** Problem description **
Copy out all lines bearing the word "Oxidation" from the listing below.

** Source information **
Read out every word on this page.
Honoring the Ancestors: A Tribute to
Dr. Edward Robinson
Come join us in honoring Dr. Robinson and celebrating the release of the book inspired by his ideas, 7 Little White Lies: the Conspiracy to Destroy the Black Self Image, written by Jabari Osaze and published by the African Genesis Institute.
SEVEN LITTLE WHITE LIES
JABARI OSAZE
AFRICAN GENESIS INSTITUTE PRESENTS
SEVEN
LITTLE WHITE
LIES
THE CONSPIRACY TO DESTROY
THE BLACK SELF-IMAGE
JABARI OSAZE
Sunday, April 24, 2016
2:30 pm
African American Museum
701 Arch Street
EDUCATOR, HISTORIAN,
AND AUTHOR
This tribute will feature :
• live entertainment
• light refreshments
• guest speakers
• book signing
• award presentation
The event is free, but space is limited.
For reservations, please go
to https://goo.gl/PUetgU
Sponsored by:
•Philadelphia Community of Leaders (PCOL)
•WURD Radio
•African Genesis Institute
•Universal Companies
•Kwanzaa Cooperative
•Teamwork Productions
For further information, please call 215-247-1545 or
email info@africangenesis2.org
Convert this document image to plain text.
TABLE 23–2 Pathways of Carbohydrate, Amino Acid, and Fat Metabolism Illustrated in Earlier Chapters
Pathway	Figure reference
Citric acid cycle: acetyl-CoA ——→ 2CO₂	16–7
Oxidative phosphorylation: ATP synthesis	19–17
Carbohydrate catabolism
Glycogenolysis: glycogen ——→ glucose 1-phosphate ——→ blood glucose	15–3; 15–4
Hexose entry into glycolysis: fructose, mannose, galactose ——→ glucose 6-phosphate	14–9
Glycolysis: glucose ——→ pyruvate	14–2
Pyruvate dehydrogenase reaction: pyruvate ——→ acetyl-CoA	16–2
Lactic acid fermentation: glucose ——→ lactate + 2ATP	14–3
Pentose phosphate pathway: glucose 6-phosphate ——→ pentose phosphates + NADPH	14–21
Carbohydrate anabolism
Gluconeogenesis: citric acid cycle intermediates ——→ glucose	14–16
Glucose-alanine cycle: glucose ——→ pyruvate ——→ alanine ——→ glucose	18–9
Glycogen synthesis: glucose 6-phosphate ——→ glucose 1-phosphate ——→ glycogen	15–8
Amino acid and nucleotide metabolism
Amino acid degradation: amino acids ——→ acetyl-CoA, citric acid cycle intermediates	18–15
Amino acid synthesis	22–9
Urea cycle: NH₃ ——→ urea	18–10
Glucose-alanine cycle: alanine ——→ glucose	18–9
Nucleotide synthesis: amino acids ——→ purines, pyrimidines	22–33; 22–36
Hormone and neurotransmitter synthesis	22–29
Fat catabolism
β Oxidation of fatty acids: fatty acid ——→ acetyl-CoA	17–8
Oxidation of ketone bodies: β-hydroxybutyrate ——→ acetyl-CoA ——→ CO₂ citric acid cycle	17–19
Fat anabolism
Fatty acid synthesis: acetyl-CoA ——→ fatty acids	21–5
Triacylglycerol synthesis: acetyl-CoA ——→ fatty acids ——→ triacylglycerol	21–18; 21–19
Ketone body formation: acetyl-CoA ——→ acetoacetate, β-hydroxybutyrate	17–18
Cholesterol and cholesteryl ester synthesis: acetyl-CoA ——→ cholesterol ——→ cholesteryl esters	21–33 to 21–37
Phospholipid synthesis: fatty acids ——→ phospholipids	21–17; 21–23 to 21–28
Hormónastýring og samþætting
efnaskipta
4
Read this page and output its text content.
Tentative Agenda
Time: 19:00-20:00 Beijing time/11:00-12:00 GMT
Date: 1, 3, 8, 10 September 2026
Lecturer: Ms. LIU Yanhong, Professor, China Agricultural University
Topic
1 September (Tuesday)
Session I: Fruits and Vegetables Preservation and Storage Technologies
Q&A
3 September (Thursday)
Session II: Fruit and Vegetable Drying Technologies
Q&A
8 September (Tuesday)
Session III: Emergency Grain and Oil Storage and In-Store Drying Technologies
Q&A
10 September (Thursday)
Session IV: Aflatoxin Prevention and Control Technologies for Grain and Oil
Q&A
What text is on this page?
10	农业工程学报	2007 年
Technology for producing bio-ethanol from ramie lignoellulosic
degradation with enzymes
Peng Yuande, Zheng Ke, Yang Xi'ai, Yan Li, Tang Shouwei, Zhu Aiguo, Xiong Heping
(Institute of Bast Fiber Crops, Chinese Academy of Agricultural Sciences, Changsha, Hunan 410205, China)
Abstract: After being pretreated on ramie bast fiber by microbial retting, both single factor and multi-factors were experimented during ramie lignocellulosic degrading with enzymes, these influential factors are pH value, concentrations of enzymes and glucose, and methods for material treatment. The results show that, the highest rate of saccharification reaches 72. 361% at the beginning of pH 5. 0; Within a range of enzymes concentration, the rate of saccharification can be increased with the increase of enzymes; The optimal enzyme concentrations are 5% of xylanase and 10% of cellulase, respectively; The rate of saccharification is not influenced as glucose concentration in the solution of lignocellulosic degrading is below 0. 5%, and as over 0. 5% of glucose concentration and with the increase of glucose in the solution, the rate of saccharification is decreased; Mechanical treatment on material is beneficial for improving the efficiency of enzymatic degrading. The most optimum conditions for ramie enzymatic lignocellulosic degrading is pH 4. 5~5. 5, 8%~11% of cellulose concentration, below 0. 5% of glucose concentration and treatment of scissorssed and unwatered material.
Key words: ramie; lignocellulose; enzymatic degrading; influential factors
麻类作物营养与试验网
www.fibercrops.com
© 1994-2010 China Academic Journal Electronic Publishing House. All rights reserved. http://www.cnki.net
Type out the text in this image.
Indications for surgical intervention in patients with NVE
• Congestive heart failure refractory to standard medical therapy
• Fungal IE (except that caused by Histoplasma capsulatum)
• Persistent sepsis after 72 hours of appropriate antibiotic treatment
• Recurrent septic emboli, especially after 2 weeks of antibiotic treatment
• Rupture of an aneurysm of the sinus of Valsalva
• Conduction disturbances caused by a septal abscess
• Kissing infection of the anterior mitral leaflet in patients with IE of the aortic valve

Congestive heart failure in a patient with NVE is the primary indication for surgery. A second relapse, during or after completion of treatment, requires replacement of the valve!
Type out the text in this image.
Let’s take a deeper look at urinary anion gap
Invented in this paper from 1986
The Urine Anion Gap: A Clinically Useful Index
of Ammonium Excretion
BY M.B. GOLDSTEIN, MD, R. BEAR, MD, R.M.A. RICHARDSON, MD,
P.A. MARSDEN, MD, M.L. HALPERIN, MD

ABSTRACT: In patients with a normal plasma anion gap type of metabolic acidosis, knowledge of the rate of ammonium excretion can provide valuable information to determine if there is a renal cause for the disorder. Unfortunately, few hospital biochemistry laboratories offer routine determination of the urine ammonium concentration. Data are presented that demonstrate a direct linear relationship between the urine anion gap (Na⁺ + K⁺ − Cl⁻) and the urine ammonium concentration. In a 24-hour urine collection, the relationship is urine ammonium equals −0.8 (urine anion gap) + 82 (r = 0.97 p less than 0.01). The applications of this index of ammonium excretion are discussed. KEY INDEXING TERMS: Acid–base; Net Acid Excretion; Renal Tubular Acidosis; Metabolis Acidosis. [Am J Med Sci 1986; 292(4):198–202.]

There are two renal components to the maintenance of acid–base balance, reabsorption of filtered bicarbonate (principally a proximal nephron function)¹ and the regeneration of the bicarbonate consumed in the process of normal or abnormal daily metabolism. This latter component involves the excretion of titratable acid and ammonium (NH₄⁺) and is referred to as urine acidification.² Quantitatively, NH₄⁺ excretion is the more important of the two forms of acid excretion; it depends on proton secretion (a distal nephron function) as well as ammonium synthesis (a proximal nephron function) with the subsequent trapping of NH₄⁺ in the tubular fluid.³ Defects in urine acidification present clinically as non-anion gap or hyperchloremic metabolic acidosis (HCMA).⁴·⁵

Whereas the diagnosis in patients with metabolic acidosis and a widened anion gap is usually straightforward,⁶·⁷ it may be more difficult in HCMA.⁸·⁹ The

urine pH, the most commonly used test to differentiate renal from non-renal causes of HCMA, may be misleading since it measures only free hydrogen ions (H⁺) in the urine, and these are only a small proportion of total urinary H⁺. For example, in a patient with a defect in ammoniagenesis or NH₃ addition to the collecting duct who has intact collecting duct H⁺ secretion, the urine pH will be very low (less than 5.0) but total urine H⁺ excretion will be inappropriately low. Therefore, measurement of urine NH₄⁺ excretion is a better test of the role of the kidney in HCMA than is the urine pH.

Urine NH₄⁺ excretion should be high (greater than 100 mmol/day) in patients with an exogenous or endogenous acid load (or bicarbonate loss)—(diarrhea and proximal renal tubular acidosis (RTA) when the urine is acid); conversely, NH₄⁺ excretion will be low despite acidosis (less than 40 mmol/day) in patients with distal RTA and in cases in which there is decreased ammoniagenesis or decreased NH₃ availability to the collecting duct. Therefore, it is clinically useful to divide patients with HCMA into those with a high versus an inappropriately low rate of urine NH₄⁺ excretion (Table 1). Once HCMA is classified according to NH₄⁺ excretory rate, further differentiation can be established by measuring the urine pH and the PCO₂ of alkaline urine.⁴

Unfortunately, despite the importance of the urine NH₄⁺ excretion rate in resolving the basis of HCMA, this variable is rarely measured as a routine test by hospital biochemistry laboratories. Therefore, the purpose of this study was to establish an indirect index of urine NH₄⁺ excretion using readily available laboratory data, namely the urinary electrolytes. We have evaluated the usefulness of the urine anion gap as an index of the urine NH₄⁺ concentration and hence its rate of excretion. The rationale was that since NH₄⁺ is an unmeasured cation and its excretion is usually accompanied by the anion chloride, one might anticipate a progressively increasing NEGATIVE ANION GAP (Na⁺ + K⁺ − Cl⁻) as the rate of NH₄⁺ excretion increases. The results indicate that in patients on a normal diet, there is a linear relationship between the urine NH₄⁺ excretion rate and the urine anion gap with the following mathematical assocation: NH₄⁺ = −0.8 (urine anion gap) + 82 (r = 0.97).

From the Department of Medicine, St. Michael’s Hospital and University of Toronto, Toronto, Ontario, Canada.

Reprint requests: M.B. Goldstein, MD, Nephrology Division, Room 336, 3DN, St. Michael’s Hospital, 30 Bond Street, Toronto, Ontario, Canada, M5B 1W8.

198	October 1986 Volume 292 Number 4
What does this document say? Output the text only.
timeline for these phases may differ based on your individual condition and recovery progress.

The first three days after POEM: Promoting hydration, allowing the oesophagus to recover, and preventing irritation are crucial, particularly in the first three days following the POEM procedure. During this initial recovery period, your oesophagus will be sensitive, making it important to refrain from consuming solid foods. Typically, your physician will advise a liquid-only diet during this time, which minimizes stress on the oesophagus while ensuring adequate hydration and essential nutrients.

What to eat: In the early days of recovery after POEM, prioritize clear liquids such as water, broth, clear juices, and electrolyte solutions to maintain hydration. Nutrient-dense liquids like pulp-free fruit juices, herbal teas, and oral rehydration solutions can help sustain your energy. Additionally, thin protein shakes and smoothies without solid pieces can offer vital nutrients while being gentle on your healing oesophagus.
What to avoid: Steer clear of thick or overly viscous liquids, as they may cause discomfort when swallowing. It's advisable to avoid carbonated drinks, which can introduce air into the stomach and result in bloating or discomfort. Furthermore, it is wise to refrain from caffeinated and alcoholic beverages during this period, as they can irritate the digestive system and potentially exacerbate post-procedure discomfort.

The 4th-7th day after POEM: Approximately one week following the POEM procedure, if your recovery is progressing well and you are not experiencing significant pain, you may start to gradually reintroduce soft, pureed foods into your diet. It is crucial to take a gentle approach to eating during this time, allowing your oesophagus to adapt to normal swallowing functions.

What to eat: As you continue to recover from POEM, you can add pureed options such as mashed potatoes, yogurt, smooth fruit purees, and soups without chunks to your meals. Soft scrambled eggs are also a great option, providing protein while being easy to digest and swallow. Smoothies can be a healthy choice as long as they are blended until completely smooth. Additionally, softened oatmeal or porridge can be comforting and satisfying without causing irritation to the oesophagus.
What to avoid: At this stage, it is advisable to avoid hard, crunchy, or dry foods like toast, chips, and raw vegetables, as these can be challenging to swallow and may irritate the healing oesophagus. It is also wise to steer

** Answer to the exercise **
β Oxidation of fatty acids: fatty acid ——→ acetyl-CoA	17–8
Oxidation of ketone bodies: β-hydroxybutyrate ——→ acetyl-CoA ——→ CO₂ citric acid cycle	17–19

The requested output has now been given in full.